--- Begin Dataset excerpts ---

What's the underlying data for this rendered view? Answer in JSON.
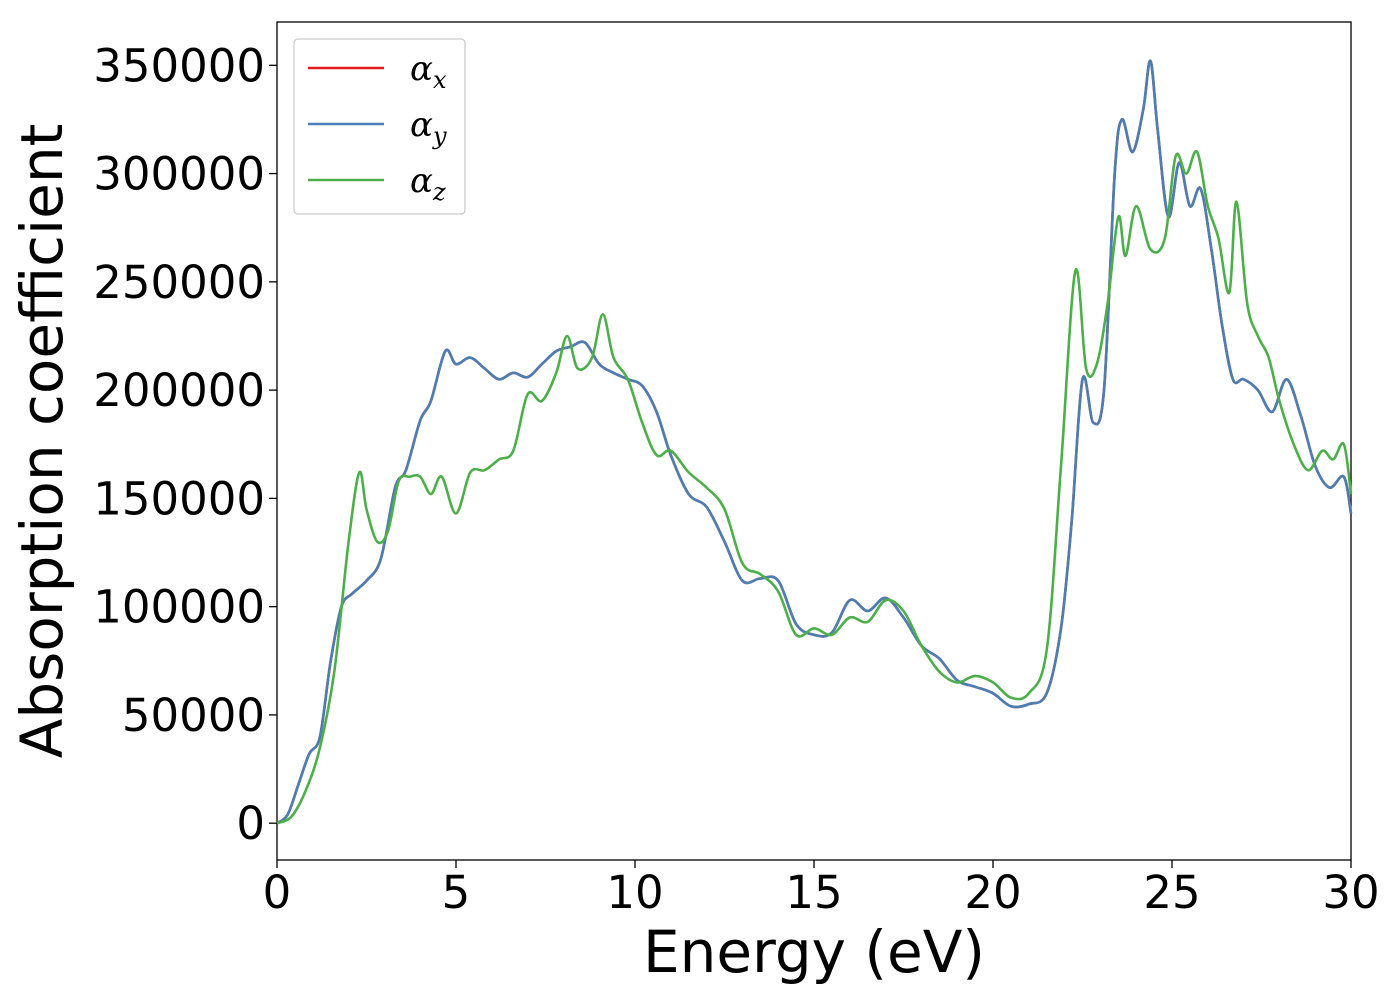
{
  "chart_data": {
    "type": "line",
    "title": "",
    "xlabel": "Energy (eV)",
    "ylabel": "Absorption coefficient",
    "xlim": [
      0,
      30
    ],
    "ylim": [
      -17000,
      370000
    ],
    "xticks": [
      0,
      5,
      10,
      15,
      20,
      25,
      30
    ],
    "xtick_labels": [
      "0",
      "5",
      "10",
      "15",
      "20",
      "25",
      "30"
    ],
    "yticks": [
      0,
      50000,
      100000,
      150000,
      200000,
      250000,
      300000,
      350000
    ],
    "ytick_labels": [
      "0",
      "50000",
      "100000",
      "150000",
      "200000",
      "250000",
      "300000",
      "350000"
    ],
    "grid": false,
    "legend_position": "top-left",
    "series": [
      {
        "name": "α",
        "subscript": "x",
        "color": "#e41a1c",
        "x": [
          0,
          0.3,
          0.6,
          0.9,
          1.2,
          1.5,
          1.8,
          2.1,
          2.5,
          2.9,
          3.3,
          3.6,
          4.0,
          4.3,
          4.7,
          5.0,
          5.4,
          5.8,
          6.2,
          6.6,
          7.0,
          7.4,
          7.8,
          8.2,
          8.6,
          9.0,
          9.4,
          9.8,
          10.2,
          10.6,
          11.0,
          11.5,
          12.0,
          12.5,
          13.0,
          13.5,
          14.0,
          14.5,
          15.0,
          15.5,
          16.0,
          16.5,
          17.0,
          17.5,
          18.0,
          18.5,
          19.0,
          19.5,
          20.0,
          20.5,
          21.0,
          21.5,
          21.9,
          22.2,
          22.5,
          22.8,
          23.1,
          23.4,
          23.6,
          23.9,
          24.2,
          24.4,
          24.6,
          24.9,
          25.2,
          25.5,
          25.8,
          26.1,
          26.4,
          26.7,
          27.0,
          27.4,
          27.8,
          28.2,
          28.6,
          29.0,
          29.4,
          29.8,
          30.0
        ],
        "values": [
          0,
          4000,
          18000,
          32000,
          40000,
          75000,
          100000,
          106000,
          112000,
          122000,
          155000,
          163000,
          186000,
          195000,
          218000,
          212000,
          215000,
          210000,
          205000,
          208000,
          206000,
          212000,
          218000,
          220000,
          222000,
          212000,
          208000,
          205000,
          202000,
          190000,
          170000,
          152000,
          146000,
          130000,
          112000,
          113000,
          112000,
          92000,
          87000,
          88000,
          103000,
          98000,
          104000,
          95000,
          82000,
          76000,
          66000,
          63000,
          60000,
          54000,
          55000,
          60000,
          90000,
          140000,
          205000,
          185000,
          200000,
          300000,
          325000,
          310000,
          330000,
          352000,
          320000,
          280000,
          305000,
          285000,
          293000,
          265000,
          230000,
          205000,
          205000,
          200000,
          190000,
          205000,
          188000,
          165000,
          155000,
          160000,
          143000
        ]
      },
      {
        "name": "α",
        "subscript": "y",
        "color": "#4a7fb5",
        "x": [
          0,
          0.3,
          0.6,
          0.9,
          1.2,
          1.5,
          1.8,
          2.1,
          2.5,
          2.9,
          3.3,
          3.6,
          4.0,
          4.3,
          4.7,
          5.0,
          5.4,
          5.8,
          6.2,
          6.6,
          7.0,
          7.4,
          7.8,
          8.2,
          8.6,
          9.0,
          9.4,
          9.8,
          10.2,
          10.6,
          11.0,
          11.5,
          12.0,
          12.5,
          13.0,
          13.5,
          14.0,
          14.5,
          15.0,
          15.5,
          16.0,
          16.5,
          17.0,
          17.5,
          18.0,
          18.5,
          19.0,
          19.5,
          20.0,
          20.5,
          21.0,
          21.5,
          21.9,
          22.2,
          22.5,
          22.8,
          23.1,
          23.4,
          23.6,
          23.9,
          24.2,
          24.4,
          24.6,
          24.9,
          25.2,
          25.5,
          25.8,
          26.1,
          26.4,
          26.7,
          27.0,
          27.4,
          27.8,
          28.2,
          28.6,
          29.0,
          29.4,
          29.8,
          30.0
        ],
        "values": [
          0,
          4000,
          18000,
          32000,
          40000,
          75000,
          100000,
          106000,
          112000,
          122000,
          155000,
          163000,
          186000,
          195000,
          218000,
          212000,
          215000,
          210000,
          205000,
          208000,
          206000,
          212000,
          218000,
          220000,
          222000,
          212000,
          208000,
          205000,
          202000,
          190000,
          170000,
          152000,
          146000,
          130000,
          112000,
          113000,
          112000,
          92000,
          87000,
          88000,
          103000,
          98000,
          104000,
          95000,
          82000,
          76000,
          66000,
          63000,
          60000,
          54000,
          55000,
          60000,
          90000,
          140000,
          205000,
          185000,
          200000,
          300000,
          325000,
          310000,
          330000,
          352000,
          320000,
          280000,
          305000,
          285000,
          293000,
          265000,
          230000,
          205000,
          205000,
          200000,
          190000,
          205000,
          188000,
          165000,
          155000,
          160000,
          143000
        ]
      },
      {
        "name": "α",
        "subscript": "z",
        "color": "#4daf4a",
        "x": [
          0,
          0.4,
          0.8,
          1.2,
          1.6,
          2.0,
          2.3,
          2.5,
          2.8,
          3.1,
          3.4,
          3.7,
          4.0,
          4.3,
          4.6,
          5.0,
          5.4,
          5.8,
          6.2,
          6.6,
          7.0,
          7.4,
          7.8,
          8.1,
          8.4,
          8.8,
          9.1,
          9.4,
          9.8,
          10.2,
          10.6,
          11.0,
          11.5,
          12.0,
          12.5,
          13.0,
          13.5,
          14.0,
          14.5,
          15.0,
          15.5,
          16.0,
          16.5,
          17.0,
          17.5,
          18.0,
          18.5,
          19.0,
          19.5,
          20.0,
          20.5,
          21.0,
          21.5,
          21.9,
          22.3,
          22.6,
          22.9,
          23.2,
          23.5,
          23.7,
          24.0,
          24.4,
          24.8,
          25.1,
          25.4,
          25.7,
          26.0,
          26.3,
          26.6,
          26.8,
          27.1,
          27.4,
          27.7,
          28.0,
          28.4,
          28.8,
          29.2,
          29.5,
          29.8,
          30.0
        ],
        "values": [
          0,
          3000,
          15000,
          35000,
          70000,
          130000,
          162000,
          145000,
          130000,
          135000,
          158000,
          160000,
          160000,
          152000,
          160000,
          143000,
          162000,
          163000,
          168000,
          172000,
          198000,
          195000,
          208000,
          225000,
          210000,
          215000,
          235000,
          215000,
          205000,
          185000,
          170000,
          172000,
          162000,
          155000,
          145000,
          120000,
          115000,
          107000,
          87000,
          90000,
          87000,
          95000,
          93000,
          103000,
          98000,
          82000,
          70000,
          65000,
          68000,
          65000,
          58000,
          60000,
          80000,
          165000,
          255000,
          210000,
          212000,
          240000,
          280000,
          262000,
          285000,
          265000,
          270000,
          308000,
          300000,
          310000,
          285000,
          270000,
          245000,
          287000,
          240000,
          225000,
          215000,
          195000,
          175000,
          163000,
          172000,
          168000,
          175000,
          152000
        ]
      }
    ]
  }
}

--- End Dataset excerpts ---

Goal of the exercise:
Print every entry exactly as written, without the pictures.

Task output:
What's the underlying data for this rendered view? Answer in JSON.
{
  "chart_data": {
    "type": "line",
    "title": "",
    "xlabel": "Energy (eV)",
    "ylabel": "Absorption coefficient",
    "xlim": [
      0,
      30
    ],
    "ylim": [
      -17000,
      370000
    ],
    "xticks": [
      0,
      5,
      10,
      15,
      20,
      25,
      30
    ],
    "xtick_labels": [
      "0",
      "5",
      "10",
      "15",
      "20",
      "25",
      "30"
    ],
    "yticks": [
      0,
      50000,
      100000,
      150000,
      200000,
      250000,
      300000,
      350000
    ],
    "ytick_labels": [
      "0",
      "50000",
      "100000",
      "150000",
      "200000",
      "250000",
      "300000",
      "350000"
    ],
    "grid": false,
    "legend_position": "top-left",
    "series": [
      {
        "name": "α",
        "subscript": "x",
        "color": "#e41a1c",
        "x": [
          0,
          0.3,
          0.6,
          0.9,
          1.2,
          1.5,
          1.8,
          2.1,
          2.5,
          2.9,
          3.3,
          3.6,
          4.0,
          4.3,
          4.7,
          5.0,
          5.4,
          5.8,
          6.2,
          6.6,
          7.0,
          7.4,
          7.8,
          8.2,
          8.6,
          9.0,
          9.4,
          9.8,
          10.2,
          10.6,
          11.0,
          11.5,
          12.0,
          12.5,
          13.0,
          13.5,
          14.0,
          14.5,
          15.0,
          15.5,
          16.0,
          16.5,
          17.0,
          17.5,
          18.0,
          18.5,
          19.0,
          19.5,
          20.0,
          20.5,
          21.0,
          21.5,
          21.9,
          22.2,
          22.5,
          22.8,
          23.1,
          23.4,
          23.6,
          23.9,
          24.2,
          24.4,
          24.6,
          24.9,
          25.2,
          25.5,
          25.8,
          26.1,
          26.4,
          26.7,
          27.0,
          27.4,
          27.8,
          28.2,
          28.6,
          29.0,
          29.4,
          29.8,
          30.0
        ],
        "values": [
          0,
          4000,
          18000,
          32000,
          40000,
          75000,
          100000,
          106000,
          112000,
          122000,
          155000,
          163000,
          186000,
          195000,
          218000,
          212000,
          215000,
          210000,
          205000,
          208000,
          206000,
          212000,
          218000,
          220000,
          222000,
          212000,
          208000,
          205000,
          202000,
          190000,
          170000,
          152000,
          146000,
          130000,
          112000,
          113000,
          112000,
          92000,
          87000,
          88000,
          103000,
          98000,
          104000,
          95000,
          82000,
          76000,
          66000,
          63000,
          60000,
          54000,
          55000,
          60000,
          90000,
          140000,
          205000,
          185000,
          200000,
          300000,
          325000,
          310000,
          330000,
          352000,
          320000,
          280000,
          305000,
          285000,
          293000,
          265000,
          230000,
          205000,
          205000,
          200000,
          190000,
          205000,
          188000,
          165000,
          155000,
          160000,
          143000
        ]
      },
      {
        "name": "α",
        "subscript": "y",
        "color": "#4a7fb5",
        "x": [
          0,
          0.3,
          0.6,
          0.9,
          1.2,
          1.5,
          1.8,
          2.1,
          2.5,
          2.9,
          3.3,
          3.6,
          4.0,
          4.3,
          4.7,
          5.0,
          5.4,
          5.8,
          6.2,
          6.6,
          7.0,
          7.4,
          7.8,
          8.2,
          8.6,
          9.0,
          9.4,
          9.8,
          10.2,
          10.6,
          11.0,
          11.5,
          12.0,
          12.5,
          13.0,
          13.5,
          14.0,
          14.5,
          15.0,
          15.5,
          16.0,
          16.5,
          17.0,
          17.5,
          18.0,
          18.5,
          19.0,
          19.5,
          20.0,
          20.5,
          21.0,
          21.5,
          21.9,
          22.2,
          22.5,
          22.8,
          23.1,
          23.4,
          23.6,
          23.9,
          24.2,
          24.4,
          24.6,
          24.9,
          25.2,
          25.5,
          25.8,
          26.1,
          26.4,
          26.7,
          27.0,
          27.4,
          27.8,
          28.2,
          28.6,
          29.0,
          29.4,
          29.8,
          30.0
        ],
        "values": [
          0,
          4000,
          18000,
          32000,
          40000,
          75000,
          100000,
          106000,
          112000,
          122000,
          155000,
          163000,
          186000,
          195000,
          218000,
          212000,
          215000,
          210000,
          205000,
          208000,
          206000,
          212000,
          218000,
          220000,
          222000,
          212000,
          208000,
          205000,
          202000,
          190000,
          170000,
          152000,
          146000,
          130000,
          112000,
          113000,
          112000,
          92000,
          87000,
          88000,
          103000,
          98000,
          104000,
          95000,
          82000,
          76000,
          66000,
          63000,
          60000,
          54000,
          55000,
          60000,
          90000,
          140000,
          205000,
          185000,
          200000,
          300000,
          325000,
          310000,
          330000,
          352000,
          320000,
          280000,
          305000,
          285000,
          293000,
          265000,
          230000,
          205000,
          205000,
          200000,
          190000,
          205000,
          188000,
          165000,
          155000,
          160000,
          143000
        ]
      },
      {
        "name": "α",
        "subscript": "z",
        "color": "#4daf4a",
        "x": [
          0,
          0.4,
          0.8,
          1.2,
          1.6,
          2.0,
          2.3,
          2.5,
          2.8,
          3.1,
          3.4,
          3.7,
          4.0,
          4.3,
          4.6,
          5.0,
          5.4,
          5.8,
          6.2,
          6.6,
          7.0,
          7.4,
          7.8,
          8.1,
          8.4,
          8.8,
          9.1,
          9.4,
          9.8,
          10.2,
          10.6,
          11.0,
          11.5,
          12.0,
          12.5,
          13.0,
          13.5,
          14.0,
          14.5,
          15.0,
          15.5,
          16.0,
          16.5,
          17.0,
          17.5,
          18.0,
          18.5,
          19.0,
          19.5,
          20.0,
          20.5,
          21.0,
          21.5,
          21.9,
          22.3,
          22.6,
          22.9,
          23.2,
          23.5,
          23.7,
          24.0,
          24.4,
          24.8,
          25.1,
          25.4,
          25.7,
          26.0,
          26.3,
          26.6,
          26.8,
          27.1,
          27.4,
          27.7,
          28.0,
          28.4,
          28.8,
          29.2,
          29.5,
          29.8,
          30.0
        ],
        "values": [
          0,
          3000,
          15000,
          35000,
          70000,
          130000,
          162000,
          145000,
          130000,
          135000,
          158000,
          160000,
          160000,
          152000,
          160000,
          143000,
          162000,
          163000,
          168000,
          172000,
          198000,
          195000,
          208000,
          225000,
          210000,
          215000,
          235000,
          215000,
          205000,
          185000,
          170000,
          172000,
          162000,
          155000,
          145000,
          120000,
          115000,
          107000,
          87000,
          90000,
          87000,
          95000,
          93000,
          103000,
          98000,
          82000,
          70000,
          65000,
          68000,
          65000,
          58000,
          60000,
          80000,
          165000,
          255000,
          210000,
          212000,
          240000,
          280000,
          262000,
          285000,
          265000,
          270000,
          308000,
          300000,
          310000,
          285000,
          270000,
          245000,
          287000,
          240000,
          225000,
          215000,
          195000,
          175000,
          163000,
          172000,
          168000,
          175000,
          152000
        ]
      }
    ]
  }
}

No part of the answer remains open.